[Raw records]
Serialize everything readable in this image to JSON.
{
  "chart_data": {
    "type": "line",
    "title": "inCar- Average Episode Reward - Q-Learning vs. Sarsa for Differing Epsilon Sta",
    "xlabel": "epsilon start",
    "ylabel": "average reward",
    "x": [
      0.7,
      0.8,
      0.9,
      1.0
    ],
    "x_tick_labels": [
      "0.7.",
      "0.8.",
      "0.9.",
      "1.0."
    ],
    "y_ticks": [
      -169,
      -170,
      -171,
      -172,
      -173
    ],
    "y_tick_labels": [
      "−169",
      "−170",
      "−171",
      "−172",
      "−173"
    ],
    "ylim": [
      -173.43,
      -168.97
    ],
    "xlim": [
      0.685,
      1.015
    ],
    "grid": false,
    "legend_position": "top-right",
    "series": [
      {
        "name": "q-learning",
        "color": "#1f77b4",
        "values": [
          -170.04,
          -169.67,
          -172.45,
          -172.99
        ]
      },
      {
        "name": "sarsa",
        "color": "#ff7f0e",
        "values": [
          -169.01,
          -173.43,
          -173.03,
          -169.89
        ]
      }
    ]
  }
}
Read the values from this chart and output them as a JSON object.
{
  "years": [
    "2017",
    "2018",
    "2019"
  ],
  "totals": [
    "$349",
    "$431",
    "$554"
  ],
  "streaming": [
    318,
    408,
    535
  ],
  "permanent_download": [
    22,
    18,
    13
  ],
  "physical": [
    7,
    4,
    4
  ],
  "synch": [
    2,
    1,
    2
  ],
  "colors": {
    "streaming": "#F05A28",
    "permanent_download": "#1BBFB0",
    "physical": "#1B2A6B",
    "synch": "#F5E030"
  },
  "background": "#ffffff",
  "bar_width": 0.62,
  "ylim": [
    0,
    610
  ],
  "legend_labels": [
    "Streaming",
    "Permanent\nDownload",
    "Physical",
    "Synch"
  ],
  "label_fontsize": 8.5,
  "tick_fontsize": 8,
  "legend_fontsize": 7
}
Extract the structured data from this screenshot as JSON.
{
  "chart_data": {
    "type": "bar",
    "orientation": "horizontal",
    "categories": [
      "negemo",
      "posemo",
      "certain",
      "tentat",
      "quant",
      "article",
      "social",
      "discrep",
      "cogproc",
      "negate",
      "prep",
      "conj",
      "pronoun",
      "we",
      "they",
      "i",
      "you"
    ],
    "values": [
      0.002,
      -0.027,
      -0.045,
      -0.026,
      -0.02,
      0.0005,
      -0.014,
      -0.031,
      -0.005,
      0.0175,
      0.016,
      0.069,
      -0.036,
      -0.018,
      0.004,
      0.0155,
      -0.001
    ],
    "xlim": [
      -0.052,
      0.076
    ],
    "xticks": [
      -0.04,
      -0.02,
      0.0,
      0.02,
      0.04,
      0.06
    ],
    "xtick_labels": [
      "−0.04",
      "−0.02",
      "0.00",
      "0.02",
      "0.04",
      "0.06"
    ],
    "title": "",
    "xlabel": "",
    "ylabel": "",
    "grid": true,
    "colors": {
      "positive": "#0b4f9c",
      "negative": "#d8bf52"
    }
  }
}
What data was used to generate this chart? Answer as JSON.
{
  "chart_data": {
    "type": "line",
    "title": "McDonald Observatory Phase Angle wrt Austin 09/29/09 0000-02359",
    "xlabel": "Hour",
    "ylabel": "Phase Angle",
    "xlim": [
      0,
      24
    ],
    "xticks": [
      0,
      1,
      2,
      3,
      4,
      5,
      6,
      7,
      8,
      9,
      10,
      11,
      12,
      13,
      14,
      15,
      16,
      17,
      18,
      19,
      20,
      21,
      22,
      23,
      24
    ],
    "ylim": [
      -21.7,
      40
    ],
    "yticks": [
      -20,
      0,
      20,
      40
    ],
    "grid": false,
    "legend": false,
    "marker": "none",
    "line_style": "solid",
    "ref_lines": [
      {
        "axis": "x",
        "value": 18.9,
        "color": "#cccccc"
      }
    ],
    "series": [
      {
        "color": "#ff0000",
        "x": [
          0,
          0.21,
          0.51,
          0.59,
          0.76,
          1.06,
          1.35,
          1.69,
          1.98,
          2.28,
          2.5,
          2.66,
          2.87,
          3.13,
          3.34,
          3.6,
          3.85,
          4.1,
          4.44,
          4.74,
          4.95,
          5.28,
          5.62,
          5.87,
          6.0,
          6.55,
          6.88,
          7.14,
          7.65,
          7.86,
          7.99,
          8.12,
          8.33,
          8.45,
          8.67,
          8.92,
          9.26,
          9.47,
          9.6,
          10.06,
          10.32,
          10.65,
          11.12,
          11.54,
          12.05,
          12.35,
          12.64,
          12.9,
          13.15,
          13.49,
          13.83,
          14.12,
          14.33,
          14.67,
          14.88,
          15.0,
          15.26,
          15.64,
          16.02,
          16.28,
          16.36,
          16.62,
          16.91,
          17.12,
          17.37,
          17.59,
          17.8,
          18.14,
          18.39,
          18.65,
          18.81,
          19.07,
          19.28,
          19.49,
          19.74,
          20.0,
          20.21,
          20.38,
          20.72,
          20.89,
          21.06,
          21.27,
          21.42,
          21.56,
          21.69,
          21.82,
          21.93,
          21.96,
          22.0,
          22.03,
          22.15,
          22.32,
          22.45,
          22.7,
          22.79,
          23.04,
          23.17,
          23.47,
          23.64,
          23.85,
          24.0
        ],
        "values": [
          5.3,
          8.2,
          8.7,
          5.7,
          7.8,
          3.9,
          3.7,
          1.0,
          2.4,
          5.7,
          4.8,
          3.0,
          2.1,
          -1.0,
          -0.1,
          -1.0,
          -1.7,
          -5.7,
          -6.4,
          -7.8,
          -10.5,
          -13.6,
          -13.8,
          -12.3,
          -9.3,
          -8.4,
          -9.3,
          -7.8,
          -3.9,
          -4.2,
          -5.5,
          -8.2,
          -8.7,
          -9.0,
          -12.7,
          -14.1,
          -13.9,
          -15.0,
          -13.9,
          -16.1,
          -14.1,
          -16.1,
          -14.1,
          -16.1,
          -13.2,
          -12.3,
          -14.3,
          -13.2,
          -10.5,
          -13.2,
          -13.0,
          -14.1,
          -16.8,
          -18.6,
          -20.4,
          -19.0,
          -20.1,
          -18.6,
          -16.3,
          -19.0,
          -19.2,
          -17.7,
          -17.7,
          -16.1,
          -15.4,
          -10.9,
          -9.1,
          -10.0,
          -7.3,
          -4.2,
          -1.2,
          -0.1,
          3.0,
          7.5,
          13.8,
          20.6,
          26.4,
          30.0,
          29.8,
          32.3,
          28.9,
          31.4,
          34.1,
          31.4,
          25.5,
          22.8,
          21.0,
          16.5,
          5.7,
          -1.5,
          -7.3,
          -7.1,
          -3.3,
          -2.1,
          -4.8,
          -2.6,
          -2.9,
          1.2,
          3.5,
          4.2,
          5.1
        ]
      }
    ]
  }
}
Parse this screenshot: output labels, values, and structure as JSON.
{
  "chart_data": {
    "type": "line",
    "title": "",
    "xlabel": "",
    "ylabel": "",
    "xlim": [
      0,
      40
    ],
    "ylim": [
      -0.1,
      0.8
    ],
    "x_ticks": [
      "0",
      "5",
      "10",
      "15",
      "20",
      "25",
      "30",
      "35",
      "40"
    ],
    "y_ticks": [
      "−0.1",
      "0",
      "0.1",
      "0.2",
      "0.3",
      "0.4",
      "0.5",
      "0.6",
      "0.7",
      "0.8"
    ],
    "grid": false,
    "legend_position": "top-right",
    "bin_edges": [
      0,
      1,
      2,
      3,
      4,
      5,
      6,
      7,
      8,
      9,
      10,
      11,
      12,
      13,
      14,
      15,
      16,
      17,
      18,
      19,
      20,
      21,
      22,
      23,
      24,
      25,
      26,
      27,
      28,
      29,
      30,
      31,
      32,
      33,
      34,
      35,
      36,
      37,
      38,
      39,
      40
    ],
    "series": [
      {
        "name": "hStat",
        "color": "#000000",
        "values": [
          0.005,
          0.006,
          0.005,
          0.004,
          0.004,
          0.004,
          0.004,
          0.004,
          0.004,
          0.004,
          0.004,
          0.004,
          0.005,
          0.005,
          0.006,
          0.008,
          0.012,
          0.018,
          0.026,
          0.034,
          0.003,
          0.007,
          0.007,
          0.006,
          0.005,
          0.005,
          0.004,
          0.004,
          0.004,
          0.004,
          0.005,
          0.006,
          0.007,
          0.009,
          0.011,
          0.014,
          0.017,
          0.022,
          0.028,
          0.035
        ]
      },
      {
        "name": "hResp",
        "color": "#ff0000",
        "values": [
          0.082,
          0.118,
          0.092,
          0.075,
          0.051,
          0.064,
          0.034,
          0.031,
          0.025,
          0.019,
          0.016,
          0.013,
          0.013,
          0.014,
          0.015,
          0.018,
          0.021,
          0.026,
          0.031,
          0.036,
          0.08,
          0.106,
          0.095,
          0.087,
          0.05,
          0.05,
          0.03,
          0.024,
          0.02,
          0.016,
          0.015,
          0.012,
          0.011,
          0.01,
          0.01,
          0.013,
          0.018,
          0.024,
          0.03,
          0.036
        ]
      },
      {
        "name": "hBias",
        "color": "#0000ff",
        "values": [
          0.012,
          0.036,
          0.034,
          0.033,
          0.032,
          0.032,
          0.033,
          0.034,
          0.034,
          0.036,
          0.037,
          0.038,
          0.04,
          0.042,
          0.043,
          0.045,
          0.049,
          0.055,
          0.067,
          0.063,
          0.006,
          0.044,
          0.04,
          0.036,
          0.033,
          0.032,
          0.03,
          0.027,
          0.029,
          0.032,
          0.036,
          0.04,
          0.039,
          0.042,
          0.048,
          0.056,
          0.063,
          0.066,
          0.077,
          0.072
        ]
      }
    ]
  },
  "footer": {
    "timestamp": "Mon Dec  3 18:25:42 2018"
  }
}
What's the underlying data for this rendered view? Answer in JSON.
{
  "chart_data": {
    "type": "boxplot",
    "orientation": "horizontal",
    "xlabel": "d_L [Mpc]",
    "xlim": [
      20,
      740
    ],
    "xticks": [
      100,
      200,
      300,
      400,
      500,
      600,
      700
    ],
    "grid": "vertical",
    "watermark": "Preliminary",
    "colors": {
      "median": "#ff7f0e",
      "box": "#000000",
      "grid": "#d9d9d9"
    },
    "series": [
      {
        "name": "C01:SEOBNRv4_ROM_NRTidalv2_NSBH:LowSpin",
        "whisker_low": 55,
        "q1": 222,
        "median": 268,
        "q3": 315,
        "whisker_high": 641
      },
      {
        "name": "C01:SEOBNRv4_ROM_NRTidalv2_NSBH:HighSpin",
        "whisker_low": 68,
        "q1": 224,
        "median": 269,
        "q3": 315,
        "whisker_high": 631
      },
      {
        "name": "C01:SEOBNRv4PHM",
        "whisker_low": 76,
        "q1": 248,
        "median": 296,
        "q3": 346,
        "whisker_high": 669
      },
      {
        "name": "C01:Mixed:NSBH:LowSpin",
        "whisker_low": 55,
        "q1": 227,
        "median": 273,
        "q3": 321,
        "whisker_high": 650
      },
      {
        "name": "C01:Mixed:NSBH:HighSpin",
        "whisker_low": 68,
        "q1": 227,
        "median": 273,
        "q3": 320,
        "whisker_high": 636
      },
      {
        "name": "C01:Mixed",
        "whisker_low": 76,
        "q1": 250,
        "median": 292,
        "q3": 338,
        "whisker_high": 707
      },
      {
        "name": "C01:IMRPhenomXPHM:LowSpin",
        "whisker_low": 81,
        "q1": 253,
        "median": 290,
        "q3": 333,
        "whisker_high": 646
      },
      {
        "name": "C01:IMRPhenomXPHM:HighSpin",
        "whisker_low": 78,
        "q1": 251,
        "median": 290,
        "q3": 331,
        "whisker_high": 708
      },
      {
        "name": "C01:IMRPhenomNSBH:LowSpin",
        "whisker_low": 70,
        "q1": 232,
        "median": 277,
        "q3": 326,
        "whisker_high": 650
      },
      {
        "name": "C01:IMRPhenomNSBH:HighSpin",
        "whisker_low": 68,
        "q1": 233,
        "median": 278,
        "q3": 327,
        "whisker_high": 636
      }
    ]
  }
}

SHORT EXERCISE » Which lines hold the word "output"? Show each one.

EXERCISE RESPONSE »
Read the values from this chart and output them as a JSON object.
Parse this screenshot: output labels, values, and structure as JSON.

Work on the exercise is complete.